▶ _Records about charts and figures_:
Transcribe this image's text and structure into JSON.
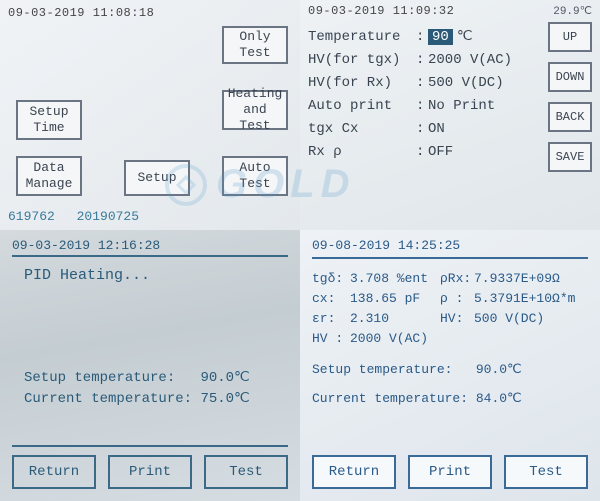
{
  "panel1": {
    "timestamp": "09-03-2019  11:08:18",
    "buttons": {
      "only_test": "Only\nTest",
      "heating_test": "Heating\nand Test",
      "setup_time": "Setup\nTime",
      "data_manage": "Data\nManage",
      "setup": "Setup",
      "auto_test": "Auto\nTest"
    },
    "footer": {
      "code1": "619762",
      "code2": "20190725"
    }
  },
  "panel2": {
    "timestamp": "09-03-2019  11:09:32",
    "topright": "29.9℃",
    "rows": [
      {
        "label": "Temperature",
        "value_hl": "90",
        "value_suffix": "℃"
      },
      {
        "label": "HV(for tgx)",
        "value": "2000 V(AC)"
      },
      {
        "label": "HV(for Rx)",
        "value": " 500 V(DC)"
      },
      {
        "label": "Auto print",
        "value": "No Print"
      },
      {
        "label": "tgx Cx",
        "value": "ON"
      },
      {
        "label": "Rx ρ",
        "value": "OFF"
      }
    ],
    "side_buttons": [
      "UP",
      "DOWN",
      "BACK",
      "SAVE"
    ]
  },
  "panel3": {
    "timestamp": "09-03-2019  12:16:28",
    "heading": "PID Heating...",
    "setup_temp_label": "Setup temperature:",
    "setup_temp_value": "90.0℃",
    "current_temp_label": "Current temperature:",
    "current_temp_value": "75.0℃",
    "buttons": {
      "return": "Return",
      "print": "Print",
      "test": "Test"
    }
  },
  "panel4": {
    "timestamp": "09-08-2019  14:25:25",
    "measurements": {
      "tgd_label": "tgδ:",
      "tgd_value": "3.708 %ent",
      "pRx_label": "ρRx:",
      "pRx_value": "7.9337E+09Ω",
      "cx_label": "cx:",
      "cx_value": "138.65 pF",
      "rho_label": "ρ :",
      "rho_value": "5.3791E+10Ω*m",
      "er_label": "εr:",
      "er_value": "2.310",
      "hv_dc_label": "HV:",
      "hv_dc_value": " 500 V(DC)",
      "hv_ac_label": "HV :",
      "hv_ac_value": "2000 V(AC)"
    },
    "setup_temp_label": "Setup temperature:",
    "setup_temp_value": "90.0℃",
    "current_temp_label": "Current temperature:",
    "current_temp_value": "84.0℃",
    "buttons": {
      "return": "Return",
      "print": "Print",
      "test": "Test"
    }
  },
  "watermark": "GOLD",
  "colors": {
    "border": "#6a7482",
    "text_dark": "#3a4450",
    "text_blue": "#2a5a78",
    "highlight_bg": "#2a5a78"
  }
}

▶ _WHAT NEEDS TO BE DONE_: Search the entries for the word "Heating", then list each line that holds it.

▶ _WRITTEN SOLUTION_:
      "heating_test": "Heating\nand Test",
    "heading": "PID Heating...",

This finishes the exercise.